**To do**. Identify the lines that contain the string "input" and copy all of them.

**Data entries**.
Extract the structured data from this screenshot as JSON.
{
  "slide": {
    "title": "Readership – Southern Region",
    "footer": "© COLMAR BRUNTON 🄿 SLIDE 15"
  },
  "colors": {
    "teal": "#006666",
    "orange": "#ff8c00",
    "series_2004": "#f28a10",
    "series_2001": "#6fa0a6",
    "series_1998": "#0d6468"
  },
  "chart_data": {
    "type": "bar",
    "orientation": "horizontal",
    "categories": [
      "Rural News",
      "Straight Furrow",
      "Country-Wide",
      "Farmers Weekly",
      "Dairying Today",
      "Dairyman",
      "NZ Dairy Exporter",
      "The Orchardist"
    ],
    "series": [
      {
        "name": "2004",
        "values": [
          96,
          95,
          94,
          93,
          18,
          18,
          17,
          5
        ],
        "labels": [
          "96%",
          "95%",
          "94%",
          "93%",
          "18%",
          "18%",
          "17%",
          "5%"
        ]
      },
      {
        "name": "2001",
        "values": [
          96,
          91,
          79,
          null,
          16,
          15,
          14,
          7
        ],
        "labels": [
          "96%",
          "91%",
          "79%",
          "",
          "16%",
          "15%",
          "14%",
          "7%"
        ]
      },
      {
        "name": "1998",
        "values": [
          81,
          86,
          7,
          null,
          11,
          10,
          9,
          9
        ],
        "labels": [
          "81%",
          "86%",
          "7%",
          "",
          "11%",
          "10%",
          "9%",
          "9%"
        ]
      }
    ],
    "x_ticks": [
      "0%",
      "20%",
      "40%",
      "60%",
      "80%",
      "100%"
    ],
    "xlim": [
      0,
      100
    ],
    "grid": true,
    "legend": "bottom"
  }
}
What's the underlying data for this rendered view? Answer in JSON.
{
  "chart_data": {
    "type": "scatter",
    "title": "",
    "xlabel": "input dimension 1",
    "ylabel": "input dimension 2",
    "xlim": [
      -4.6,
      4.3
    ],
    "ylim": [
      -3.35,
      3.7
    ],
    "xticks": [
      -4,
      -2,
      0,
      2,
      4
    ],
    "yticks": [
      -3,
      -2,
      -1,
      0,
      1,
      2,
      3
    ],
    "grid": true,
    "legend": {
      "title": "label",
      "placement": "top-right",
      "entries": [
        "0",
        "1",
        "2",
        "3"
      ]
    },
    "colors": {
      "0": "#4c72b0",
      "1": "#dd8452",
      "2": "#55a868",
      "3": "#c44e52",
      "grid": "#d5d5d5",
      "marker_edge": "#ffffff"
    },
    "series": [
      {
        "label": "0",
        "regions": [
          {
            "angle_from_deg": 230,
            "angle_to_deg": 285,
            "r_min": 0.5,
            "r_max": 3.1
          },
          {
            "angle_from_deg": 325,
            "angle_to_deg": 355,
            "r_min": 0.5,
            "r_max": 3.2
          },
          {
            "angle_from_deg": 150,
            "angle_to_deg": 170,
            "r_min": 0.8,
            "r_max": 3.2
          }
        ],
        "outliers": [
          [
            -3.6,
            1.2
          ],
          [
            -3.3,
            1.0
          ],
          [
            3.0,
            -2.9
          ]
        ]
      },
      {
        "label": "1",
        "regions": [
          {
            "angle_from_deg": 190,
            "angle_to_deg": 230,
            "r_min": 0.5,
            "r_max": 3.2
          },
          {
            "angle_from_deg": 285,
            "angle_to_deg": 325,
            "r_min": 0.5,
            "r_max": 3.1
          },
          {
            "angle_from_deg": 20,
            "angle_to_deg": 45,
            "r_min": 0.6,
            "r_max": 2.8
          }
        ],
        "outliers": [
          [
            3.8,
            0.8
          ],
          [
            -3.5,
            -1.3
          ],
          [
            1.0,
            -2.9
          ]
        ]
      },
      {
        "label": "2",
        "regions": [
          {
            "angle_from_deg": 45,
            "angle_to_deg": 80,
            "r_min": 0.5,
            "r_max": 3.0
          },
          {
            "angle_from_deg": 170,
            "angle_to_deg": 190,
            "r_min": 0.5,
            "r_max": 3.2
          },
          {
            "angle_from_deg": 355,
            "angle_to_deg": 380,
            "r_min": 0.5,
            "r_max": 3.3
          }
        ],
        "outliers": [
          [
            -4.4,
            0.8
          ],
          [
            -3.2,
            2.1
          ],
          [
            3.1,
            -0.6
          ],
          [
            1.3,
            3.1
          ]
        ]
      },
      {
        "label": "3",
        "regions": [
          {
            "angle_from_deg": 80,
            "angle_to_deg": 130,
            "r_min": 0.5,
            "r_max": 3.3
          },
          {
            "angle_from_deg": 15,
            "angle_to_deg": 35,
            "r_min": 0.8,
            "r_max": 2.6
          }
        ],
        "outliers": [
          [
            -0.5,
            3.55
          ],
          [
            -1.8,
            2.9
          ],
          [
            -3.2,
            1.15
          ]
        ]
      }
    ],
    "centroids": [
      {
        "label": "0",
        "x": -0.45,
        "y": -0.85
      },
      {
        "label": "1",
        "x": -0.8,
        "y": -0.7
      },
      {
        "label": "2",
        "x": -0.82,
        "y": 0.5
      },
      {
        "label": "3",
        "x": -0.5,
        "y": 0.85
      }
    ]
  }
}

**Exercise output**.
    "xlabel": "input dimension 1",
    "ylabel": "input dimension 2",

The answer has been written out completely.